[The problem]
For the copy, please give all of the data again exactly and leave the pictures out.

[Data excerpts]

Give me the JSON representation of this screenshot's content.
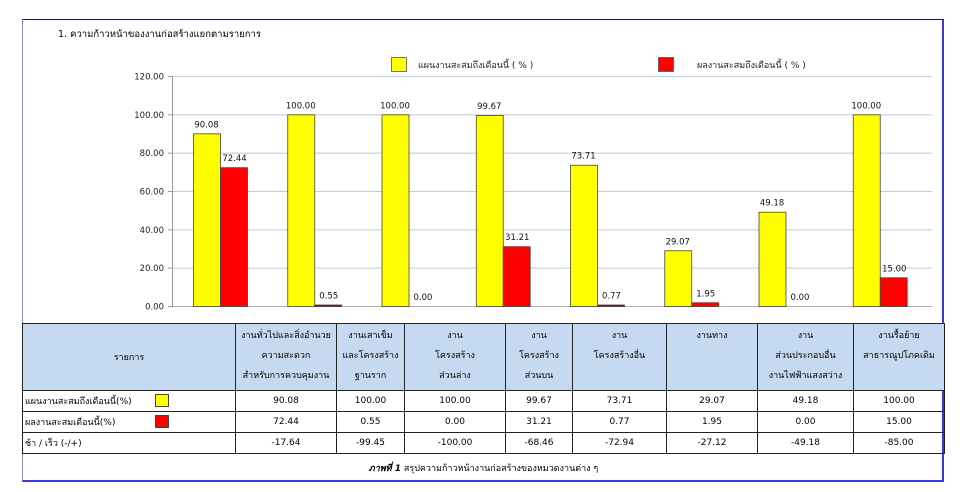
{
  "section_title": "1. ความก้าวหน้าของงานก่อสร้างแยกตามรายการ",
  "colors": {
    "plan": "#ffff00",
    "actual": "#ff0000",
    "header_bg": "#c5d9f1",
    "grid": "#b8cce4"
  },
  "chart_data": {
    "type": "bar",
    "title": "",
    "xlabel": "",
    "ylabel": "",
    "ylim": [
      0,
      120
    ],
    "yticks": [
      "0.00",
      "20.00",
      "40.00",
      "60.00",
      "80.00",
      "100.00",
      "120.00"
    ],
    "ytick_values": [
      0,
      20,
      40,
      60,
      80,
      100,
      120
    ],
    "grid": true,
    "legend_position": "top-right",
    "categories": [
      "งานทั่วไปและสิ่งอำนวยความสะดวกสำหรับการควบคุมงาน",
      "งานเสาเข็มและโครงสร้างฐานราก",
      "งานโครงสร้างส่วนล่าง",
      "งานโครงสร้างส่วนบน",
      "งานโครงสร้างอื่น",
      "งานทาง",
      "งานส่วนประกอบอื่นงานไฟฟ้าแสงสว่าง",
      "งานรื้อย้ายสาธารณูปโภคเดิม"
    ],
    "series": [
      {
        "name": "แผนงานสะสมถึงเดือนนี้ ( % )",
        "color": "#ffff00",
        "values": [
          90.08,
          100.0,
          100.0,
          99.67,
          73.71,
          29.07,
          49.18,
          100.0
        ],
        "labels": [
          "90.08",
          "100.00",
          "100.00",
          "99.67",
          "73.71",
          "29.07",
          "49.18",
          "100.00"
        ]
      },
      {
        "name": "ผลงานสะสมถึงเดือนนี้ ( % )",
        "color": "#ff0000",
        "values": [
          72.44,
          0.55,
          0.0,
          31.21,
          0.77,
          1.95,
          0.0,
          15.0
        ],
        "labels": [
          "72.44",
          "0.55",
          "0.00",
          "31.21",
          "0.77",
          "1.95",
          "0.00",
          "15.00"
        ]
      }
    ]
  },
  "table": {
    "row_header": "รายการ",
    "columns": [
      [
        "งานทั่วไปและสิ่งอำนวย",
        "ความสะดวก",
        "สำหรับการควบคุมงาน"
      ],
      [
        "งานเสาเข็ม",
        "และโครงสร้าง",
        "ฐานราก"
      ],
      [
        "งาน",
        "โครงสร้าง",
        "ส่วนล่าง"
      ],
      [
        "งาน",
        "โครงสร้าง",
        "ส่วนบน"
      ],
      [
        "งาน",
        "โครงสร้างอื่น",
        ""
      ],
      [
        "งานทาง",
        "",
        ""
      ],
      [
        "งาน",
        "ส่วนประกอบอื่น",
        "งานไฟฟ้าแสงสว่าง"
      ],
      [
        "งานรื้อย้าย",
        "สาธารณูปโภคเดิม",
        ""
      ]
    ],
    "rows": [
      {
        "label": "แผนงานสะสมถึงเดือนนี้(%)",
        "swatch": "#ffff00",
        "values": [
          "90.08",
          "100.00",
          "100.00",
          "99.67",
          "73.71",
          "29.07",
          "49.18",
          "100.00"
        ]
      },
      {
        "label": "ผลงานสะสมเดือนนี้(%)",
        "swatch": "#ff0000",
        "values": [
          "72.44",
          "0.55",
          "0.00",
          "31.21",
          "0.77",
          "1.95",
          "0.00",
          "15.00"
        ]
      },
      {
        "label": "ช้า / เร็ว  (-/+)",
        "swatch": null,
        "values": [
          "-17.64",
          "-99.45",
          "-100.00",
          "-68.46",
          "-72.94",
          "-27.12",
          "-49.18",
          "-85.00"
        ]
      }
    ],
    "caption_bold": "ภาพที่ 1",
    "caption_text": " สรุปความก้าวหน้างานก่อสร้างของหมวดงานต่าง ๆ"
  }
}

[Task output]
Give me the JSON representation of this screenshot's content.
{
  "section_title": "1. ความก้าวหน้าของงานก่อสร้างแยกตามรายการ",
  "colors": {
    "plan": "#ffff00",
    "actual": "#ff0000",
    "header_bg": "#c5d9f1",
    "grid": "#b8cce4"
  },
  "chart_data": {
    "type": "bar",
    "title": "",
    "xlabel": "",
    "ylabel": "",
    "ylim": [
      0,
      120
    ],
    "yticks": [
      "0.00",
      "20.00",
      "40.00",
      "60.00",
      "80.00",
      "100.00",
      "120.00"
    ],
    "ytick_values": [
      0,
      20,
      40,
      60,
      80,
      100,
      120
    ],
    "grid": true,
    "legend_position": "top-right",
    "categories": [
      "งานทั่วไปและสิ่งอำนวยความสะดวกสำหรับการควบคุมงาน",
      "งานเสาเข็มและโครงสร้างฐานราก",
      "งานโครงสร้างส่วนล่าง",
      "งานโครงสร้างส่วนบน",
      "งานโครงสร้างอื่น",
      "งานทาง",
      "งานส่วนประกอบอื่นงานไฟฟ้าแสงสว่าง",
      "งานรื้อย้ายสาธารณูปโภคเดิม"
    ],
    "series": [
      {
        "name": "แผนงานสะสมถึงเดือนนี้ ( % )",
        "color": "#ffff00",
        "values": [
          90.08,
          100.0,
          100.0,
          99.67,
          73.71,
          29.07,
          49.18,
          100.0
        ],
        "labels": [
          "90.08",
          "100.00",
          "100.00",
          "99.67",
          "73.71",
          "29.07",
          "49.18",
          "100.00"
        ]
      },
      {
        "name": "ผลงานสะสมถึงเดือนนี้ ( % )",
        "color": "#ff0000",
        "values": [
          72.44,
          0.55,
          0.0,
          31.21,
          0.77,
          1.95,
          0.0,
          15.0
        ],
        "labels": [
          "72.44",
          "0.55",
          "0.00",
          "31.21",
          "0.77",
          "1.95",
          "0.00",
          "15.00"
        ]
      }
    ]
  },
  "table": {
    "row_header": "รายการ",
    "columns": [
      [
        "งานทั่วไปและสิ่งอำนวย",
        "ความสะดวก",
        "สำหรับการควบคุมงาน"
      ],
      [
        "งานเสาเข็ม",
        "และโครงสร้าง",
        "ฐานราก"
      ],
      [
        "งาน",
        "โครงสร้าง",
        "ส่วนล่าง"
      ],
      [
        "งาน",
        "โครงสร้าง",
        "ส่วนบน"
      ],
      [
        "งาน",
        "โครงสร้างอื่น",
        ""
      ],
      [
        "งานทาง",
        "",
        ""
      ],
      [
        "งาน",
        "ส่วนประกอบอื่น",
        "งานไฟฟ้าแสงสว่าง"
      ],
      [
        "งานรื้อย้าย",
        "สาธารณูปโภคเดิม",
        ""
      ]
    ],
    "rows": [
      {
        "label": "แผนงานสะสมถึงเดือนนี้(%)",
        "swatch": "#ffff00",
        "values": [
          "90.08",
          "100.00",
          "100.00",
          "99.67",
          "73.71",
          "29.07",
          "49.18",
          "100.00"
        ]
      },
      {
        "label": "ผลงานสะสมเดือนนี้(%)",
        "swatch": "#ff0000",
        "values": [
          "72.44",
          "0.55",
          "0.00",
          "31.21",
          "0.77",
          "1.95",
          "0.00",
          "15.00"
        ]
      },
      {
        "label": "ช้า / เร็ว  (-/+)",
        "swatch": null,
        "values": [
          "-17.64",
          "-99.45",
          "-100.00",
          "-68.46",
          "-72.94",
          "-27.12",
          "-49.18",
          "-85.00"
        ]
      }
    ],
    "caption_bold": "ภาพที่ 1",
    "caption_text": " สรุปความก้าวหน้างานก่อสร้างของหมวดงานต่าง ๆ"
  }
}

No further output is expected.